(Stated exercise):
Print out every record exactly as it appears.

--

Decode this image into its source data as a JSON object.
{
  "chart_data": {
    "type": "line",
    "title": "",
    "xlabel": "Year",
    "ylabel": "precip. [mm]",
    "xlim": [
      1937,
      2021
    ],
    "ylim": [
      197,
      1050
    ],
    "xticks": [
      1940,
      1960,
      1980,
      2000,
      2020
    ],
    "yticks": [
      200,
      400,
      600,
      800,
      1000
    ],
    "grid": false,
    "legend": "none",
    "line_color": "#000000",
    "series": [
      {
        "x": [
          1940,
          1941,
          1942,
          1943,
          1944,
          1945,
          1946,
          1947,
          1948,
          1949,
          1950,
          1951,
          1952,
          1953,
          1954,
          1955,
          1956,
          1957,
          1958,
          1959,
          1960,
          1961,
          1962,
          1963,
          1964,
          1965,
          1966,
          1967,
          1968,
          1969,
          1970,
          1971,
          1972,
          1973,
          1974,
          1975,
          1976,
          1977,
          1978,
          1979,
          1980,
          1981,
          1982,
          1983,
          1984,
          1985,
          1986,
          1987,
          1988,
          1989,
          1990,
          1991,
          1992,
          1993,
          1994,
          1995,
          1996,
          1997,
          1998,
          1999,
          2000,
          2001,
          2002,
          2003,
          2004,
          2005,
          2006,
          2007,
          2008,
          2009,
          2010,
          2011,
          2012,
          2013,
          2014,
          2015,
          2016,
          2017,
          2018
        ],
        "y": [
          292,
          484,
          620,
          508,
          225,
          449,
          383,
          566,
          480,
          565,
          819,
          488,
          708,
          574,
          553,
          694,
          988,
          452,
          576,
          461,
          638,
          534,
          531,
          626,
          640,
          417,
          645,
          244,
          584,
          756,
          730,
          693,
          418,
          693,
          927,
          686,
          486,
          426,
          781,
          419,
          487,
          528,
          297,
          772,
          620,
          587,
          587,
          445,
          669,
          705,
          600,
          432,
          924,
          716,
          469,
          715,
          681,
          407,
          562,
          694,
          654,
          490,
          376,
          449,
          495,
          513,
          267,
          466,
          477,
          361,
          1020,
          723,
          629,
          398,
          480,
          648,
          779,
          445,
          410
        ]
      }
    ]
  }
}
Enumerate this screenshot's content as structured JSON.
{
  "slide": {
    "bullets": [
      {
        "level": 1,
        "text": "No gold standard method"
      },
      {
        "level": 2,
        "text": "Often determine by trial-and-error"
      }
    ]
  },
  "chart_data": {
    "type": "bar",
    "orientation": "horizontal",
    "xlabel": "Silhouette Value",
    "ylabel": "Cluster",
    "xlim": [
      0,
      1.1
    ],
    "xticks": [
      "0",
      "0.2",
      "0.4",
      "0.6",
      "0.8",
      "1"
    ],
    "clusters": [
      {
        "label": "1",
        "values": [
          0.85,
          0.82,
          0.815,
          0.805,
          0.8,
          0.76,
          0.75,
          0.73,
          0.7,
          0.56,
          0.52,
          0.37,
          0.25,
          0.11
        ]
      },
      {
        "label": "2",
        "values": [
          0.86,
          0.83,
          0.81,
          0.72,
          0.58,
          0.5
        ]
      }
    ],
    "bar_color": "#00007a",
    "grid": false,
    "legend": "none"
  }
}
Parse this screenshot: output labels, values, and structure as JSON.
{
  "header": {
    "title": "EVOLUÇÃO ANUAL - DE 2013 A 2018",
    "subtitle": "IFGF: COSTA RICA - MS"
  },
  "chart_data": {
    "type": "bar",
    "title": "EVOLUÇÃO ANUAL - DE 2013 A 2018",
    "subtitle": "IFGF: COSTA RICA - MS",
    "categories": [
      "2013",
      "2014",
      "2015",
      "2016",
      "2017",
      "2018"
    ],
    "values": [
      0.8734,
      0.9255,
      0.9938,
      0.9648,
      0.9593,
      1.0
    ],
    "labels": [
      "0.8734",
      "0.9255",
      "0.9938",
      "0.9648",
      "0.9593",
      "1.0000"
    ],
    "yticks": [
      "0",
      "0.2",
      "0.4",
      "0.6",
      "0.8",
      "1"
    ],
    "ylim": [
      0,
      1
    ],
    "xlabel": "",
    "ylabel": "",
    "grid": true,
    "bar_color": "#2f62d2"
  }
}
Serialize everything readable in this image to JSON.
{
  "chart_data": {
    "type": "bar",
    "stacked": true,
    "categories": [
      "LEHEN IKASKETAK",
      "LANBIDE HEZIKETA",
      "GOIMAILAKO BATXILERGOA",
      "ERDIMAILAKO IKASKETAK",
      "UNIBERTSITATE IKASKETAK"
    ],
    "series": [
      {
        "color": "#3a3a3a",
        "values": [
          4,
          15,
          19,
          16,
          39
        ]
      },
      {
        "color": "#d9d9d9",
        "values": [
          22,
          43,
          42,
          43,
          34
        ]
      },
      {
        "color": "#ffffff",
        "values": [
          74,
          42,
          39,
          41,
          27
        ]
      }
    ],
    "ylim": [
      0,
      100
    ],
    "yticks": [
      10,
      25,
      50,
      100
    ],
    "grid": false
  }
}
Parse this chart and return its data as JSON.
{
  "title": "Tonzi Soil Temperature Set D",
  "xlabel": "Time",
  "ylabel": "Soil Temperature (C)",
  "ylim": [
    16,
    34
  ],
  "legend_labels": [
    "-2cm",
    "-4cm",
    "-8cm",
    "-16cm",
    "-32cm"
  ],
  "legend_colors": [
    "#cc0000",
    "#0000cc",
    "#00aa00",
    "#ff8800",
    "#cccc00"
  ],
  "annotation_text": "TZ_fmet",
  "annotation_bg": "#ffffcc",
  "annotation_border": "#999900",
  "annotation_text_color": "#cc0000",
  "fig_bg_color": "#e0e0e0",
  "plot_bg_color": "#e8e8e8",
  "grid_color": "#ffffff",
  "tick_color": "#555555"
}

--

(Answer to this task):
Decode this image into its source data as a JSON object.
{
  "chart_data": {
    "type": "line",
    "title": "",
    "xlabel": "Year",
    "ylabel": "precip. [mm]",
    "xlim": [
      1937,
      2021
    ],
    "ylim": [
      197,
      1050
    ],
    "xticks": [
      1940,
      1960,
      1980,
      2000,
      2020
    ],
    "yticks": [
      200,
      400,
      600,
      800,
      1000
    ],
    "grid": false,
    "legend": "none",
    "line_color": "#000000",
    "series": [
      {
        "x": [
          1940,
          1941,
          1942,
          1943,
          1944,
          1945,
          1946,
          1947,
          1948,
          1949,
          1950,
          1951,
          1952,
          1953,
          1954,
          1955,
          1956,
          1957,
          1958,
          1959,
          1960,
          1961,
          1962,
          1963,
          1964,
          1965,
          1966,
          1967,
          1968,
          1969,
          1970,
          1971,
          1972,
          1973,
          1974,
          1975,
          1976,
          1977,
          1978,
          1979,
          1980,
          1981,
          1982,
          1983,
          1984,
          1985,
          1986,
          1987,
          1988,
          1989,
          1990,
          1991,
          1992,
          1993,
          1994,
          1995,
          1996,
          1997,
          1998,
          1999,
          2000,
          2001,
          2002,
          2003,
          2004,
          2005,
          2006,
          2007,
          2008,
          2009,
          2010,
          2011,
          2012,
          2013,
          2014,
          2015,
          2016,
          2017,
          2018
        ],
        "y": [
          292,
          484,
          620,
          508,
          225,
          449,
          383,
          566,
          480,
          565,
          819,
          488,
          708,
          574,
          553,
          694,
          988,
          452,
          576,
          461,
          638,
          534,
          531,
          626,
          640,
          417,
          645,
          244,
          584,
          756,
          730,
          693,
          418,
          693,
          927,
          686,
          486,
          426,
          781,
          419,
          487,
          528,
          297,
          772,
          620,
          587,
          587,
          445,
          669,
          705,
          600,
          432,
          924,
          716,
          469,
          715,
          681,
          407,
          562,
          694,
          654,
          490,
          376,
          449,
          495,
          513,
          267,
          466,
          477,
          361,
          1020,
          723,
          629,
          398,
          480,
          648,
          779,
          445,
          410
        ]
      }
    ]
  }
}
Enumerate this screenshot's content as structured JSON.
{
  "slide": {
    "bullets": [
      {
        "level": 1,
        "text": "No gold standard method"
      },
      {
        "level": 2,
        "text": "Often determine by trial-and-error"
      }
    ]
  },
  "chart_data": {
    "type": "bar",
    "orientation": "horizontal",
    "xlabel": "Silhouette Value",
    "ylabel": "Cluster",
    "xlim": [
      0,
      1.1
    ],
    "xticks": [
      "0",
      "0.2",
      "0.4",
      "0.6",
      "0.8",
      "1"
    ],
    "clusters": [
      {
        "label": "1",
        "values": [
          0.85,
          0.82,
          0.815,
          0.805,
          0.8,
          0.76,
          0.75,
          0.73,
          0.7,
          0.56,
          0.52,
          0.37,
          0.25,
          0.11
        ]
      },
      {
        "label": "2",
        "values": [
          0.86,
          0.83,
          0.81,
          0.72,
          0.58,
          0.5
        ]
      }
    ],
    "bar_color": "#00007a",
    "grid": false,
    "legend": "none"
  }
}
Parse this screenshot: output labels, values, and structure as JSON.
{
  "header": {
    "title": "EVOLUÇÃO ANUAL - DE 2013 A 2018",
    "subtitle": "IFGF: COSTA RICA - MS"
  },
  "chart_data": {
    "type": "bar",
    "title": "EVOLUÇÃO ANUAL - DE 2013 A 2018",
    "subtitle": "IFGF: COSTA RICA - MS",
    "categories": [
      "2013",
      "2014",
      "2015",
      "2016",
      "2017",
      "2018"
    ],
    "values": [
      0.8734,
      0.9255,
      0.9938,
      0.9648,
      0.9593,
      1.0
    ],
    "labels": [
      "0.8734",
      "0.9255",
      "0.9938",
      "0.9648",
      "0.9593",
      "1.0000"
    ],
    "yticks": [
      "0",
      "0.2",
      "0.4",
      "0.6",
      "0.8",
      "1"
    ],
    "ylim": [
      0,
      1
    ],
    "xlabel": "",
    "ylabel": "",
    "grid": true,
    "bar_color": "#2f62d2"
  }
}
Serialize everything readable in this image to JSON.
{
  "chart_data": {
    "type": "bar",
    "stacked": true,
    "categories": [
      "LEHEN IKASKETAK",
      "LANBIDE HEZIKETA",
      "GOIMAILAKO BATXILERGOA",
      "ERDIMAILAKO IKASKETAK",
      "UNIBERTSITATE IKASKETAK"
    ],
    "series": [
      {
        "color": "#3a3a3a",
        "values": [
          4,
          15,
          19,
          16,
          39
        ]
      },
      {
        "color": "#d9d9d9",
        "values": [
          22,
          43,
          42,
          43,
          34
        ]
      },
      {
        "color": "#ffffff",
        "values": [
          74,
          42,
          39,
          41,
          27
        ]
      }
    ],
    "ylim": [
      0,
      100
    ],
    "yticks": [
      10,
      25,
      50,
      100
    ],
    "grid": false
  }
}
Parse this chart and return its data as JSON.
{
  "title": "Tonzi Soil Temperature Set D",
  "xlabel": "Time",
  "ylabel": "Soil Temperature (C)",
  "ylim": [
    16,
    34
  ],
  "legend_labels": [
    "-2cm",
    "-4cm",
    "-8cm",
    "-16cm",
    "-32cm"
  ],
  "legend_colors": [
    "#cc0000",
    "#0000cc",
    "#00aa00",
    "#ff8800",
    "#cccc00"
  ],
  "annotation_text": "TZ_fmet",
  "annotation_bg": "#ffffcc",
  "annotation_border": "#999900",
  "annotation_text_color": "#cc0000",
  "fig_bg_color": "#e0e0e0",
  "plot_bg_color": "#e8e8e8",
  "grid_color": "#ffffff",
  "tick_color": "#555555"
}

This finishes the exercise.